Data entries:
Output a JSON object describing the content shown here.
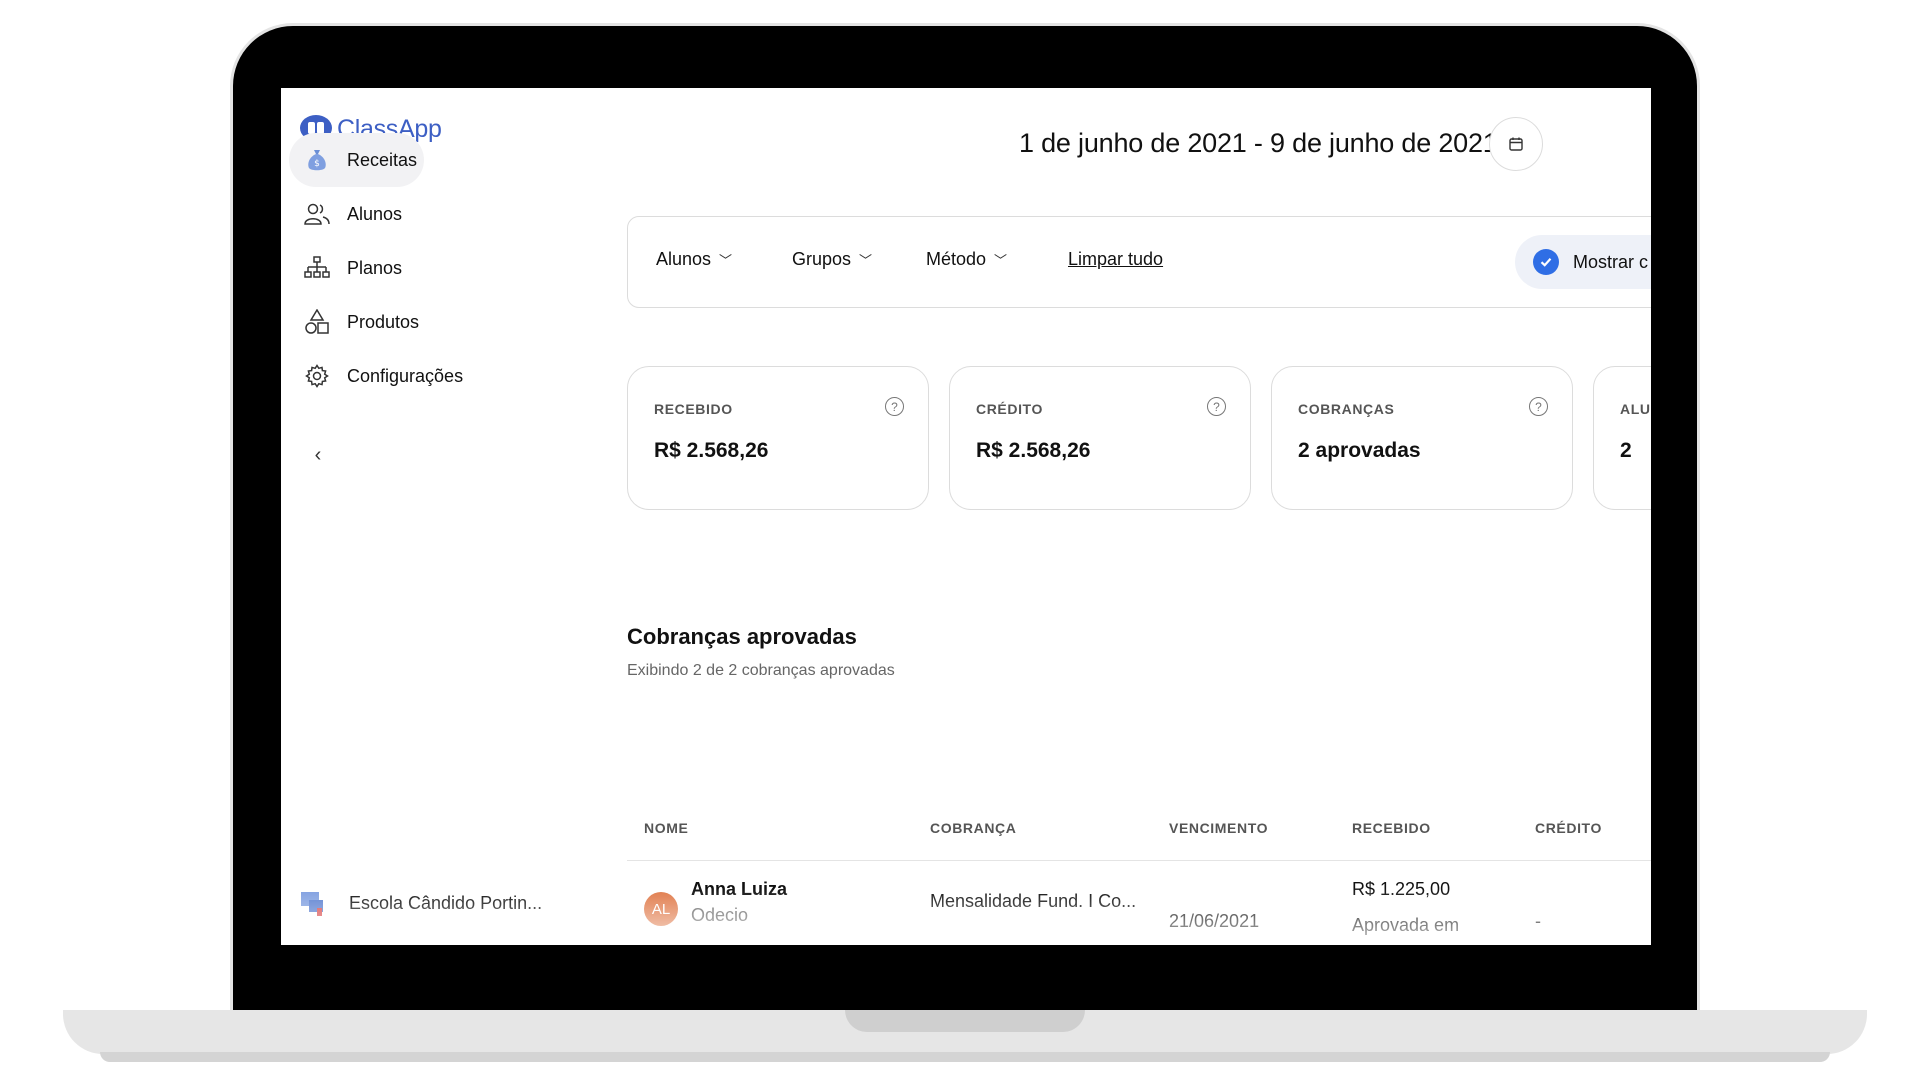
{
  "app": {
    "name": "ClassApp"
  },
  "sidebar": {
    "items": [
      {
        "label": "Receitas",
        "icon": "money-bag-icon",
        "active": true
      },
      {
        "label": "Alunos",
        "icon": "users-icon",
        "active": false
      },
      {
        "label": "Planos",
        "icon": "hierarchy-icon",
        "active": false
      },
      {
        "label": "Produtos",
        "icon": "shapes-icon",
        "active": false
      },
      {
        "label": "Configurações",
        "icon": "gear-icon",
        "active": false
      }
    ],
    "collapse_icon": "‹",
    "school_name": "Escola Cândido Portin..."
  },
  "header": {
    "date_range": "1 de junho de 2021 - 9 de junho de 2021"
  },
  "filters": {
    "items": [
      "Alunos",
      "Grupos",
      "Método"
    ],
    "clear_all": "Limpar tudo",
    "show_toggle": "Mostrar c"
  },
  "cards": [
    {
      "label": "RECEBIDO",
      "value": "R$ 2.568,26"
    },
    {
      "label": "CRÉDITO",
      "value": "R$ 2.568,26"
    },
    {
      "label": "COBRANÇAS",
      "value": "2 aprovadas"
    },
    {
      "label": "ALUI",
      "value": "2"
    }
  ],
  "section": {
    "title": "Cobranças aprovadas",
    "subtitle": "Exibindo 2 de 2 cobranças aprovadas"
  },
  "table": {
    "columns": [
      "NOME",
      "COBRANÇA",
      "VENCIMENTO",
      "RECEBIDO",
      "CRÉDITO"
    ],
    "rows": [
      {
        "initials": "AL",
        "name": "Anna Luiza",
        "guardian": "Odecio",
        "charge": "Mensalidade Fund. I Co...",
        "due": "21/06/2021",
        "received": "R$ 1.225,00",
        "received_status": "Aprovada em",
        "credit": "-"
      }
    ]
  },
  "colors": {
    "brand": "#3d5fc4",
    "accent": "#2f6ee5",
    "avatar": "#e07a4a"
  }
}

- [STATED TASK]: Your task is to transcribe all of the records precisely, with no images included.

- [EXERCISE ANSWER]:
Output a JSON object describing the content shown here.
{
  "app": {
    "name": "ClassApp"
  },
  "sidebar": {
    "items": [
      {
        "label": "Receitas",
        "icon": "money-bag-icon",
        "active": true
      },
      {
        "label": "Alunos",
        "icon": "users-icon",
        "active": false
      },
      {
        "label": "Planos",
        "icon": "hierarchy-icon",
        "active": false
      },
      {
        "label": "Produtos",
        "icon": "shapes-icon",
        "active": false
      },
      {
        "label": "Configurações",
        "icon": "gear-icon",
        "active": false
      }
    ],
    "collapse_icon": "‹",
    "school_name": "Escola Cândido Portin..."
  },
  "header": {
    "date_range": "1 de junho de 2021 - 9 de junho de 2021"
  },
  "filters": {
    "items": [
      "Alunos",
      "Grupos",
      "Método"
    ],
    "clear_all": "Limpar tudo",
    "show_toggle": "Mostrar c"
  },
  "cards": [
    {
      "label": "RECEBIDO",
      "value": "R$ 2.568,26"
    },
    {
      "label": "CRÉDITO",
      "value": "R$ 2.568,26"
    },
    {
      "label": "COBRANÇAS",
      "value": "2 aprovadas"
    },
    {
      "label": "ALUI",
      "value": "2"
    }
  ],
  "section": {
    "title": "Cobranças aprovadas",
    "subtitle": "Exibindo 2 de 2 cobranças aprovadas"
  },
  "table": {
    "columns": [
      "NOME",
      "COBRANÇA",
      "VENCIMENTO",
      "RECEBIDO",
      "CRÉDITO"
    ],
    "rows": [
      {
        "initials": "AL",
        "name": "Anna Luiza",
        "guardian": "Odecio",
        "charge": "Mensalidade Fund. I Co...",
        "due": "21/06/2021",
        "received": "R$ 1.225,00",
        "received_status": "Aprovada em",
        "credit": "-"
      }
    ]
  },
  "colors": {
    "brand": "#3d5fc4",
    "accent": "#2f6ee5",
    "avatar": "#e07a4a"
  }
}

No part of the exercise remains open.